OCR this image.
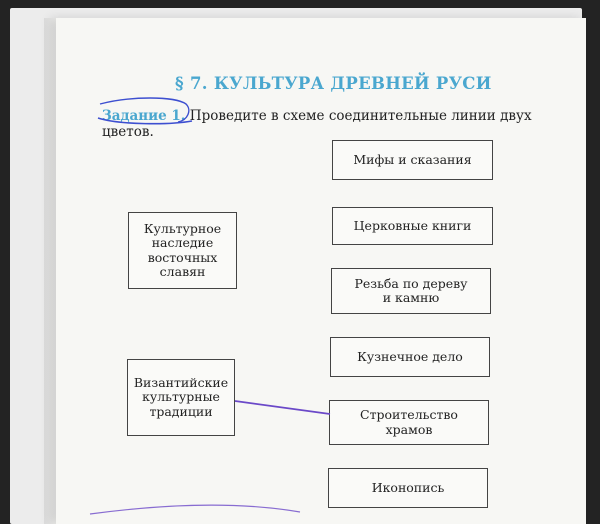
§ 7. КУЛЬТУРА ДРЕВНЕЙ РУСИ
Задание 1. Проведите в схеме соединительные линии двух цветов.
Культурное
наследие
восточных
славян
Византийские
культурные
традиции
Мифы и сказания
Церковные книги
Резьба по дереву
и камню
Кузнечное дело
Строительство
храмов
Иконопись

**WHAT IS BEING ASKED:**
Return the whole listing, word for word, and leave out every picture.

**SOLUTION TO THE EXERCISE:**
OCR this image.
§ 7. КУЛЬТУРА ДРЕВНЕЙ РУСИ
Задание 1. Проведите в схеме соединительные линии двух цветов.
Культурное
наследие
восточных
славян
Византийские
культурные
традиции
Мифы и сказания
Церковные книги
Резьба по дереву
и камню
Кузнечное дело
Строительство
храмов
Иконопись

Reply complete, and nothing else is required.